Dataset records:
******************************
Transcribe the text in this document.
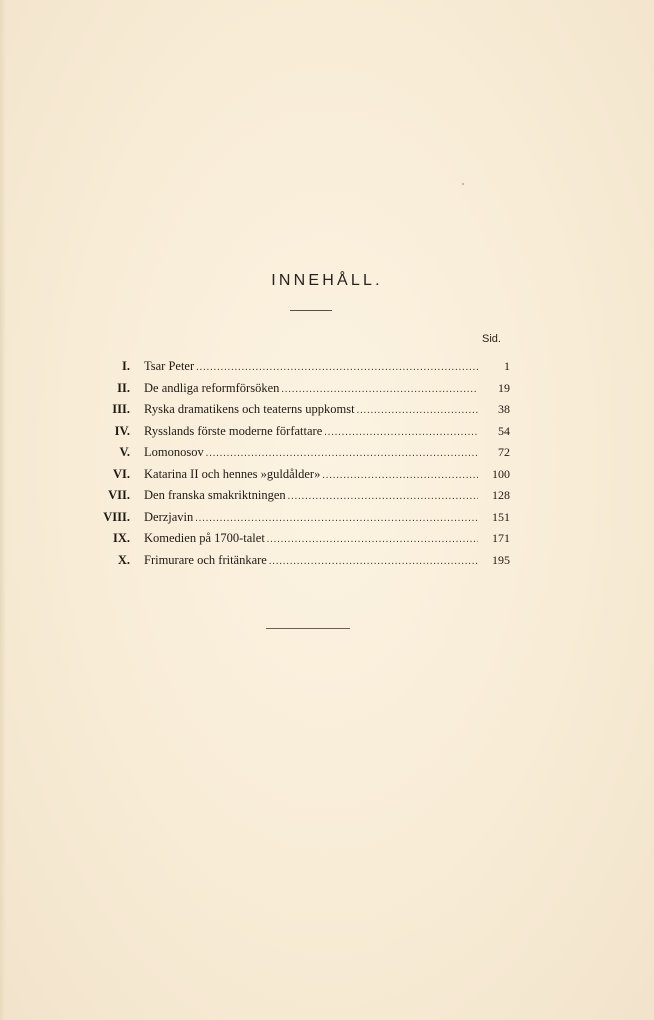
INNEHÅLL.
Sid.
I.	Tsar Peter .....	1
II.	De andliga reformförsöken .....	19
III.	Ryska dramatikens och teaterns uppkomst .....	38
IV.	Rysslands förste moderne författare .....	54
V.	Lomonosov .....	72
VI.	Katarina II och hennes »guldålder» .....	100
VII.	Den franska smakriktningen .....	128
VIII.	Derzjavin .....	151
IX.	Komedien på 1700-talet .....	171
X.	Frimurare och fritänkare .....	195
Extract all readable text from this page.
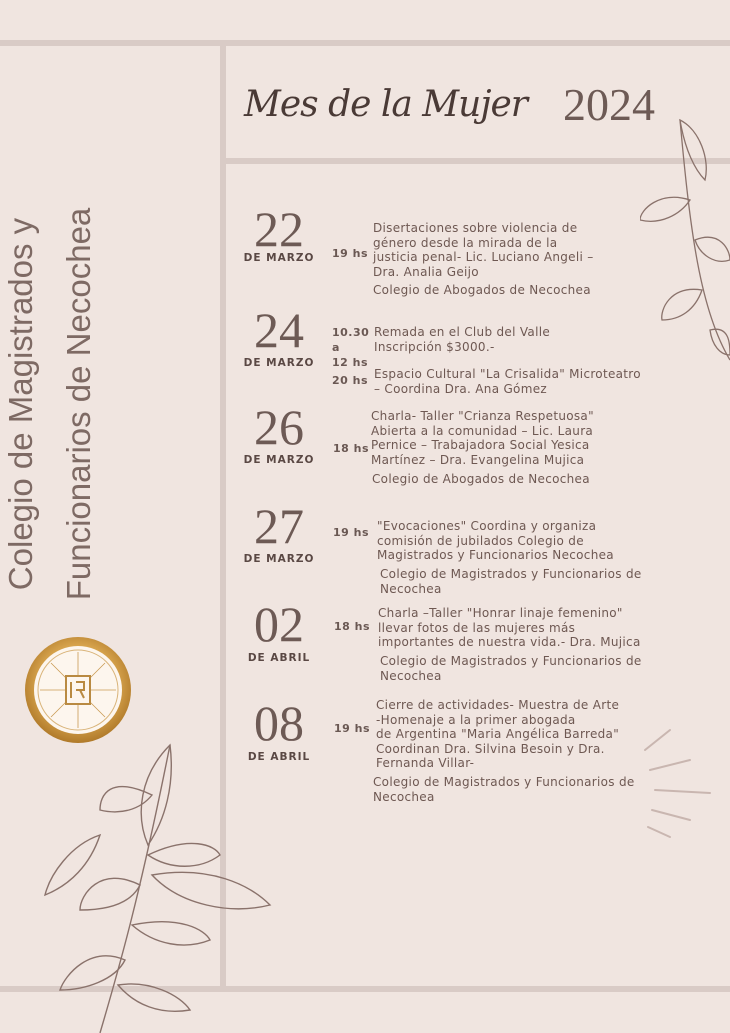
Colegio de Magistrados y Funcionarios de Necochea
Mes de la Mujer 2024
22
DE MARZO	19 hs
Disertaciones sobre violencia de
género desde la mirada de la
justicia penal- Lic. Luciano Angeli –
Dra. Analia Geijo
Colegio de Abogados de Necochea
24
DE MARZO
10.30
a
12 hs
Remada en el Club del Valle
Inscripción $3000.-
20 hs Espacio Cultural "La Crisalida" Microteatro
– Coordina Dra. Ana Gómez
26
DE MARZO
18 hs
Charla- Taller "Crianza Respetuosa"
Abierta a la comunidad – Lic. Laura
Pernice – Trabajadora Social Yesica
Martínez – Dra. Evangelina Mujica
Colegio de Abogados de Necochea
27
DE MARZO
19 hs "Evocaciones" Coordina y organiza
comisión de jubilados Colegio de
Magistrados y Funcionarios Necochea
Colegio de Magistrados y Funcionarios de
Necochea
02
DE ABRIL
18 hs
Charla –Taller "Honrar linaje femenino"
llevar fotos de las mujeres más
importantes de nuestra vida.- Dra. Mujica
Colegio de Magistrados y Funcionarios de
Necochea
08
DE ABRIL
19 hs
Cierre de actividades- Muestra de Arte
-Homenaje a la primer abogada
de Argentina "Maria Angélica Barreda"
Coordinan Dra. Silvina Besoin y Dra.
Fernanda Villar-
Colegio de Magistrados y Funcionarios de
Necochea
******************************
# WHAT YOU ARE ASKED TO DO
Reproduce the listing word for word and omit its pictures.

# SOLUTION BELOW
Transcribe the text in this document.
INNEHÅLL.
Sid.
I.	Tsar Peter .....	1
II.	De andliga reformförsöken .....	19
III.	Ryska dramatikens och teaterns uppkomst .....	38
IV.	Rysslands förste moderne författare .....	54
V.	Lomonosov .....	72
VI.	Katarina II och hennes »guldålder» .....	100
VII.	Den franska smakriktningen .....	128
VIII.	Derzjavin .....	151
IX.	Komedien på 1700-talet .....	171
X.	Frimurare och fritänkare .....	195
Extract all readable text from this page.
Colegio de Magistrados y Funcionarios de Necochea
Mes de la Mujer 2024
22
DE MARZO	19 hs
Disertaciones sobre violencia de
género desde la mirada de la
justicia penal- Lic. Luciano Angeli –
Dra. Analia Geijo
Colegio de Abogados de Necochea
24
DE MARZO
10.30
a
12 hs
Remada en el Club del Valle
Inscripción $3000.-
20 hs Espacio Cultural "La Crisalida" Microteatro
– Coordina Dra. Ana Gómez
26
DE MARZO
18 hs
Charla- Taller "Crianza Respetuosa"
Abierta a la comunidad – Lic. Laura
Pernice – Trabajadora Social Yesica
Martínez – Dra. Evangelina Mujica
Colegio de Abogados de Necochea
27
DE MARZO
19 hs "Evocaciones" Coordina y organiza
comisión de jubilados Colegio de
Magistrados y Funcionarios Necochea
Colegio de Magistrados y Funcionarios de
Necochea
02
DE ABRIL
18 hs
Charla –Taller "Honrar linaje femenino"
llevar fotos de las mujeres más
importantes de nuestra vida.- Dra. Mujica
Colegio de Magistrados y Funcionarios de
Necochea
08
DE ABRIL
19 hs
Cierre de actividades- Muestra de Arte
-Homenaje a la primer abogada
de Argentina "Maria Angélica Barreda"
Coordinan Dra. Silvina Besoin y Dra.
Fernanda Villar-
Colegio de Magistrados y Funcionarios de
Necochea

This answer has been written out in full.